>> begin PROVIDED ENTRIES

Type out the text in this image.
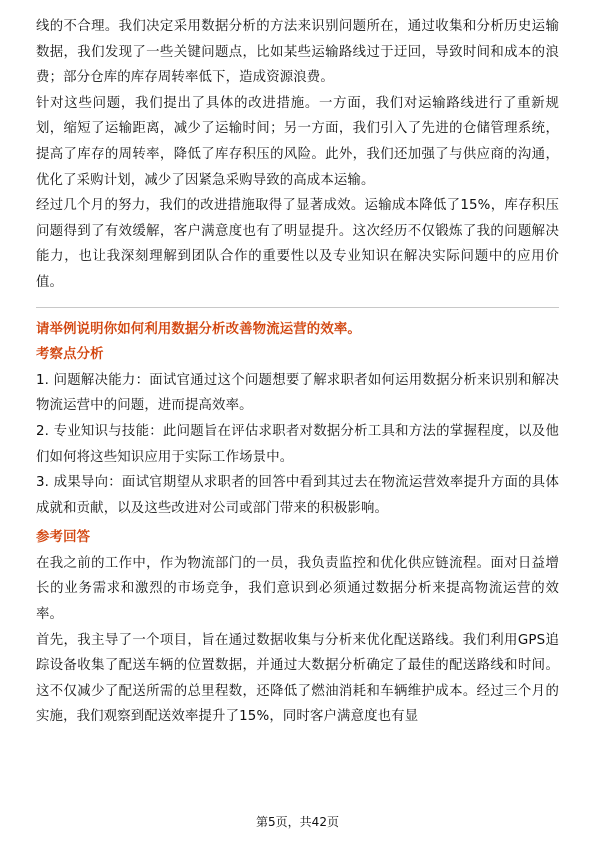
线的不合理。我们决定采用数据分析的方法来识别问题所在，通过收集和分析历史运输数据，我们发现了一些关键问题点，比如某些运输路线过于迂回，导致时间和成本的浪费；部分仓库的库存周转率低下，造成资源浪费。

针对这些问题，我们提出了具体的改进措施。一方面，我们对运输路线进行了重新规划，缩短了运输距离，减少了运输时间；另一方面，我们引入了先进的仓储管理系统，提高了库存的周转率，降低了库存积压的风险。此外，我们还加强了与供应商的沟通，优化了采购计划，减少了因紧急采购导致的高成本运输。

经过几个月的努力，我们的改进措施取得了显著成效。运输成本降低了15%，库存积压问题得到了有效缓解，客户满意度也有了明显提升。这次经历不仅锻炼了我的问题解决能力，也让我深刻理解到团队合作的重要性以及专业知识在解决实际问题中的应用价值。

请举例说明你如何利用数据分析改善物流运营的效率。

考察点分析

1. 问题解决能力：面试官通过这个问题想要了解求职者如何运用数据分析来识别和解决物流运营中的问题，进而提高效率。

2. 专业知识与技能：此问题旨在评估求职者对数据分析工具和方法的掌握程度，以及他们如何将这些知识应用于实际工作场景中。

3. 成果导向：面试官期望从求职者的回答中看到其过去在物流运营效率提升方面的具体成就和贡献，以及这些改进对公司或部门带来的积极影响。

参考回答

在我之前的工作中，作为物流部门的一员，我负责监控和优化供应链流程。面对日益增长的业务需求和激烈的市场竞争，我们意识到必须通过数据分析来提高物流运营的效率。

首先，我主导了一个项目，旨在通过数据收集与分析来优化配送路线。我们利用GPS追踪设备收集了配送车辆的位置数据，并通过大数据分析确定了最佳的配送路线和时间。这不仅减少了配送所需的总里程数，还降低了燃油消耗和车辆维护成本。经过三个月的实施，我们观察到配送效率提升了15%，同时客户满意度也有显

第5页，共42页
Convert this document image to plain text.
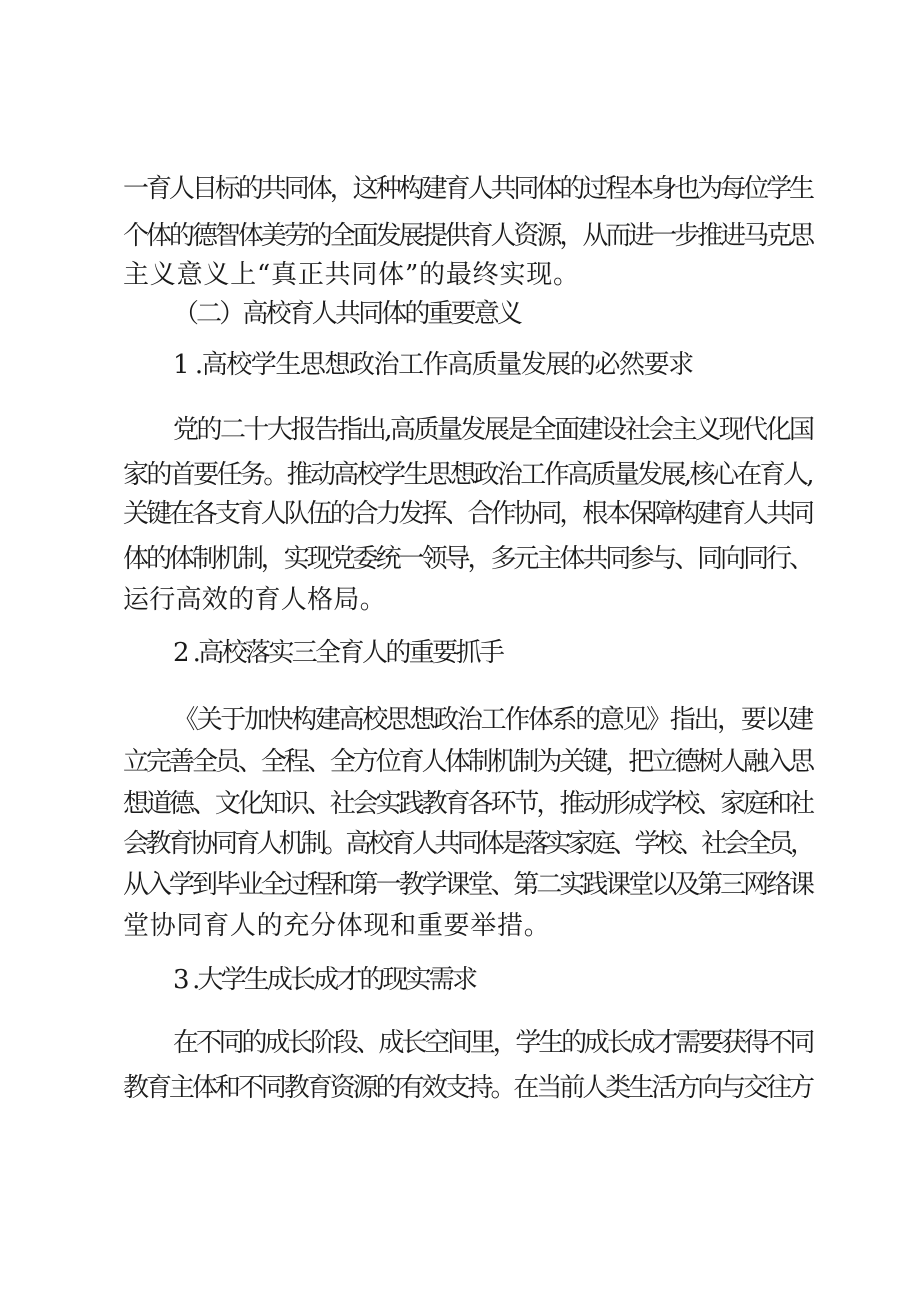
一育人目标的共同体，这种构建育人共同体的过程本身也为每位学生
个体的德智体美劳的全面发展提供育人资源，从而进一步推进马克思
主义意义上“真正共同体”的最终实现。
（二）高校育人共同体的重要意义
1 .高校学生思想政治工作高质量发展的必然要求
党的二十大报告指出,高质量发展是全面建设社会主义现代化国
家的首要任务。推动高校学生思想政治工作高质量发展,核心在育人,
关键在各支育人队伍的合力发挥、合作协同，根本保障构建育人共同
体的体制机制，实现党委统一领导，多元主体共同参与、同向同行、
运行高效的育人格局。
2 .高校落实三全育人的重要抓手
《关于加快构建高校思想政治工作体系的意见》指出，要以建
立完善全员、全程、全方位育人体制机制为关键，把立德树人融入思
想道德、文化知识、社会实践教育各环节，推动形成学校、家庭和社
会教育协同育人机制。高校育人共同体是落实家庭、学校、社会全员，
从入学到毕业全过程和第一教学课堂、第二实践课堂以及第三网络课
堂协同育人的充分体现和重要举措。
3 .大学生成长成才的现实需求
在不同的成长阶段、成长空间里，学生的成长成才需要获得不同
教育主体和不同教育资源的有效支持。在当前人类生活方向与交往方
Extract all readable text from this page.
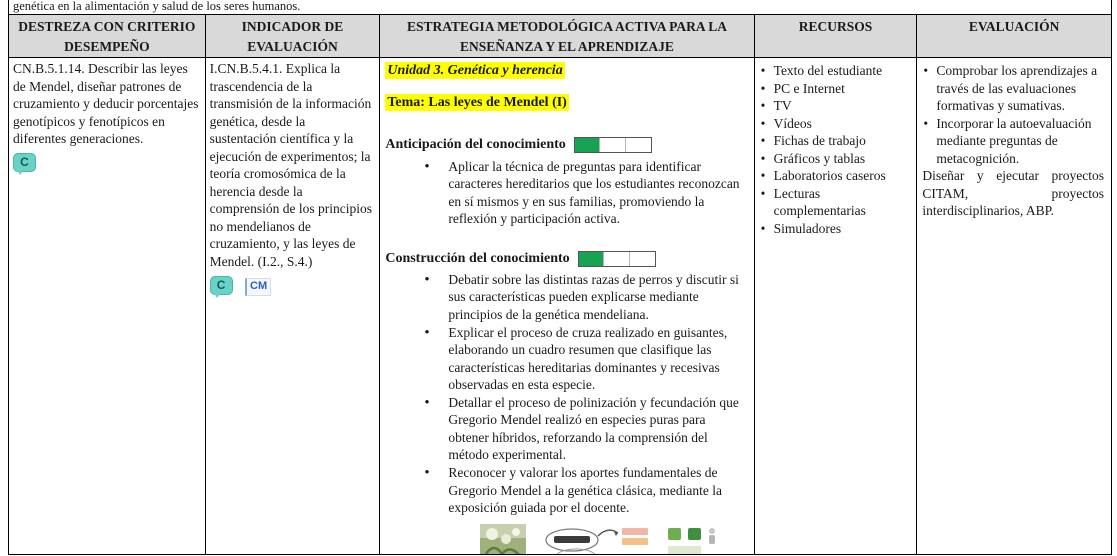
genética en la alimentación y salud de los seres humanos.
DESTREZA CON CRITERIO DESEMPEÑO
INDICADOR DE EVALUACIÓN
ESTRATEGIA METODOLÓGICA ACTIVA PARA LA ENSEÑANZA Y EL APRENDIZAJE
RECURSOS	EVALUACIÓN
CN.B.5.1.14. Describir las leyes de Mendel, diseñar patrones de cruzamiento y deducir porcentajes genotípicos y fenotípicos en diferentes generaciones.
C
I.CN.B.5.4.1. Explica la trascendencia de la transmisión de la información genética, desde la sustentación científica y la ejecución de experimentos; la teoría cromosómica de la herencia desde la comprensión de los principios no mendelianos de cruzamiento, y las leyes de Mendel. (I.2., S.4.)
C CM
Unidad 3. Genética y herencia
Tema: Las leyes de Mendel (I)
Anticipación del conocimiento
• Aplicar la técnica de preguntas para identificar caracteres hereditarios que los estudiantes reconozcan en sí mismos y en sus familias, promoviendo la reflexión y participación activa.
Construcción del conocimiento
• Debatir sobre las distintas razas de perros y discutir si sus características pueden explicarse mediante principios de la genética mendeliana.
• Explicar el proceso de cruza realizado en guisantes, elaborando un cuadro resumen que clasifique las características hereditarias dominantes y recesivas observadas en esta especie.
• Detallar el proceso de polinización y fecundación que Gregorio Mendel realizó en especies puras para obtener híbridos, reforzando la comprensión del método experimental.
• Reconocer y valorar los aportes fundamentales de Gregorio Mendel a la genética clásica, mediante la exposición guiada por el docente.
• Texto del estudiante
• PC e Internet
• TV
• Vídeos
• Fichas de trabajo
• Gráficos y tablas
• Laboratorios caseros
• Lecturas complementarias
• Simuladores
• Comprobar los aprendizajes a través de las evaluaciones formativas y sumativas.
• Incorporar la autoevaluación mediante preguntas de metacognición.

Diseñar y ejecutar proyectos CITAM, proyectos interdisciplinarios, ABP.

>> end PROVIDED ENTRIES

■ EXERCISE REQUIREMENTS ■
Restate each entry word for word, leaving out any pictures.

■ ANSWER ■
Type out the text in this image.
线的不合理。我们决定采用数据分析的方法来识别问题所在，通过收集和分析历史运输数据，我们发现了一些关键问题点，比如某些运输路线过于迂回，导致时间和成本的浪费；部分仓库的库存周转率低下，造成资源浪费。

针对这些问题，我们提出了具体的改进措施。一方面，我们对运输路线进行了重新规划，缩短了运输距离，减少了运输时间；另一方面，我们引入了先进的仓储管理系统，提高了库存的周转率，降低了库存积压的风险。此外，我们还加强了与供应商的沟通，优化了采购计划，减少了因紧急采购导致的高成本运输。

经过几个月的努力，我们的改进措施取得了显著成效。运输成本降低了15%，库存积压问题得到了有效缓解，客户满意度也有了明显提升。这次经历不仅锻炼了我的问题解决能力，也让我深刻理解到团队合作的重要性以及专业知识在解决实际问题中的应用价值。

请举例说明你如何利用数据分析改善物流运营的效率。

考察点分析

1. 问题解决能力：面试官通过这个问题想要了解求职者如何运用数据分析来识别和解决物流运营中的问题，进而提高效率。

2. 专业知识与技能：此问题旨在评估求职者对数据分析工具和方法的掌握程度，以及他们如何将这些知识应用于实际工作场景中。

3. 成果导向：面试官期望从求职者的回答中看到其过去在物流运营效率提升方面的具体成就和贡献，以及这些改进对公司或部门带来的积极影响。

参考回答

在我之前的工作中，作为物流部门的一员，我负责监控和优化供应链流程。面对日益增长的业务需求和激烈的市场竞争，我们意识到必须通过数据分析来提高物流运营的效率。

首先，我主导了一个项目，旨在通过数据收集与分析来优化配送路线。我们利用GPS追踪设备收集了配送车辆的位置数据，并通过大数据分析确定了最佳的配送路线和时间。这不仅减少了配送所需的总里程数，还降低了燃油消耗和车辆维护成本。经过三个月的实施，我们观察到配送效率提升了15%，同时客户满意度也有显

第5页，共42页
Convert this document image to plain text.
一育人目标的共同体，这种构建育人共同体的过程本身也为每位学生
个体的德智体美劳的全面发展提供育人资源，从而进一步推进马克思
主义意义上“真正共同体”的最终实现。
（二）高校育人共同体的重要意义
1 .高校学生思想政治工作高质量发展的必然要求
党的二十大报告指出,高质量发展是全面建设社会主义现代化国
家的首要任务。推动高校学生思想政治工作高质量发展,核心在育人,
关键在各支育人队伍的合力发挥、合作协同，根本保障构建育人共同
体的体制机制，实现党委统一领导，多元主体共同参与、同向同行、
运行高效的育人格局。
2 .高校落实三全育人的重要抓手
《关于加快构建高校思想政治工作体系的意见》指出，要以建
立完善全员、全程、全方位育人体制机制为关键，把立德树人融入思
想道德、文化知识、社会实践教育各环节，推动形成学校、家庭和社
会教育协同育人机制。高校育人共同体是落实家庭、学校、社会全员，
从入学到毕业全过程和第一教学课堂、第二实践课堂以及第三网络课
堂协同育人的充分体现和重要举措。
3 .大学生成长成才的现实需求
在不同的成长阶段、成长空间里，学生的成长成才需要获得不同
教育主体和不同教育资源的有效支持。在当前人类生活方向与交往方
Extract all readable text from this page.
genética en la alimentación y salud de los seres humanos.
DESTREZA CON CRITERIO DESEMPEÑO
INDICADOR DE EVALUACIÓN
ESTRATEGIA METODOLÓGICA ACTIVA PARA LA ENSEÑANZA Y EL APRENDIZAJE
RECURSOS	EVALUACIÓN
CN.B.5.1.14. Describir las leyes de Mendel, diseñar patrones de cruzamiento y deducir porcentajes genotípicos y fenotípicos en diferentes generaciones.
C
I.CN.B.5.4.1. Explica la trascendencia de la transmisión de la información genética, desde la sustentación científica y la ejecución de experimentos; la teoría cromosómica de la herencia desde la comprensión de los principios no mendelianos de cruzamiento, y las leyes de Mendel. (I.2., S.4.)
C CM
Unidad 3. Genética y herencia
Tema: Las leyes de Mendel (I)
Anticipación del conocimiento
• Aplicar la técnica de preguntas para identificar caracteres hereditarios que los estudiantes reconozcan en sí mismos y en sus familias, promoviendo la reflexión y participación activa.
Construcción del conocimiento
• Debatir sobre las distintas razas de perros y discutir si sus características pueden explicarse mediante principios de la genética mendeliana.
• Explicar el proceso de cruza realizado en guisantes, elaborando un cuadro resumen que clasifique las características hereditarias dominantes y recesivas observadas en esta especie.
• Detallar el proceso de polinización y fecundación que Gregorio Mendel realizó en especies puras para obtener híbridos, reforzando la comprensión del método experimental.
• Reconocer y valorar los aportes fundamentales de Gregorio Mendel a la genética clásica, mediante la exposición guiada por el docente.
• Texto del estudiante
• PC e Internet
• TV
• Vídeos
• Fichas de trabajo
• Gráficos y tablas
• Laboratorios caseros
• Lecturas complementarias
• Simuladores
• Comprobar los aprendizajes a través de las evaluaciones formativas y sumativas.
• Incorporar la autoevaluación mediante preguntas de metacognición.

Diseñar y ejecutar proyectos CITAM, proyectos interdisciplinarios, ABP.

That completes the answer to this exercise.